--- Written problem ---
Please repeat all of the lines that follow, exactly as written.

Excerpt from a dataset:
** start **

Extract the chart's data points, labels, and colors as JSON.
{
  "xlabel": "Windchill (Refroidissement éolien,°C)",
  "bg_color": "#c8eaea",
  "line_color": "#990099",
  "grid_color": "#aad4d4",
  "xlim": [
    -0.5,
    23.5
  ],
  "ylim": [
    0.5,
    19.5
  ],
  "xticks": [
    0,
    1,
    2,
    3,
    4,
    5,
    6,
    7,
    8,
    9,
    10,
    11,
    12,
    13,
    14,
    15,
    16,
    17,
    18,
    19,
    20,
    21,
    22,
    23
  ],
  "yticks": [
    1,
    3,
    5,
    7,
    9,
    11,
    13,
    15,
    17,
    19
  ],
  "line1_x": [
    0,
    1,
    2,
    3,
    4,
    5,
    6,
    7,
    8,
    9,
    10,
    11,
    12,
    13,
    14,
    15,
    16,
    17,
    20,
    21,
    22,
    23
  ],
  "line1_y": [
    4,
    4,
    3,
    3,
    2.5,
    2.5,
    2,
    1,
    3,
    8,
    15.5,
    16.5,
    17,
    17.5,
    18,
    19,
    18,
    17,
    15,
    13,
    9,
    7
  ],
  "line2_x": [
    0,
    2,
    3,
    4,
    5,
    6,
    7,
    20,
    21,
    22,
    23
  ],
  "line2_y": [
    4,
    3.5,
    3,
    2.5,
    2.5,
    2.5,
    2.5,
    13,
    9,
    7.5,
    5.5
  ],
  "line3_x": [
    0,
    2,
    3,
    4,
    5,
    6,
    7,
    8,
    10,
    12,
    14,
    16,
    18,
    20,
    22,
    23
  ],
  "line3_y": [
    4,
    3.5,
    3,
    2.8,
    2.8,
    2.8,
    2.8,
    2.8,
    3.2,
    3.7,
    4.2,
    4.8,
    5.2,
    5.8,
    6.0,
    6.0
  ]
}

** end **

--- Full response ---
Extract the chart's data points, labels, and colors as JSON.
{
  "xlabel": "Windchill (Refroidissement éolien,°C)",
  "bg_color": "#c8eaea",
  "line_color": "#990099",
  "grid_color": "#aad4d4",
  "xlim": [
    -0.5,
    23.5
  ],
  "ylim": [
    0.5,
    19.5
  ],
  "xticks": [
    0,
    1,
    2,
    3,
    4,
    5,
    6,
    7,
    8,
    9,
    10,
    11,
    12,
    13,
    14,
    15,
    16,
    17,
    18,
    19,
    20,
    21,
    22,
    23
  ],
  "yticks": [
    1,
    3,
    5,
    7,
    9,
    11,
    13,
    15,
    17,
    19
  ],
  "line1_x": [
    0,
    1,
    2,
    3,
    4,
    5,
    6,
    7,
    8,
    9,
    10,
    11,
    12,
    13,
    14,
    15,
    16,
    17,
    20,
    21,
    22,
    23
  ],
  "line1_y": [
    4,
    4,
    3,
    3,
    2.5,
    2.5,
    2,
    1,
    3,
    8,
    15.5,
    16.5,
    17,
    17.5,
    18,
    19,
    18,
    17,
    15,
    13,
    9,
    7
  ],
  "line2_x": [
    0,
    2,
    3,
    4,
    5,
    6,
    7,
    20,
    21,
    22,
    23
  ],
  "line2_y": [
    4,
    3.5,
    3,
    2.5,
    2.5,
    2.5,
    2.5,
    13,
    9,
    7.5,
    5.5
  ],
  "line3_x": [
    0,
    2,
    3,
    4,
    5,
    6,
    7,
    8,
    10,
    12,
    14,
    16,
    18,
    20,
    22,
    23
  ],
  "line3_y": [
    4,
    3.5,
    3,
    2.8,
    2.8,
    2.8,
    2.8,
    2.8,
    3.2,
    3.7,
    4.2,
    4.8,
    5.2,
    5.8,
    6.0,
    6.0
  ]
}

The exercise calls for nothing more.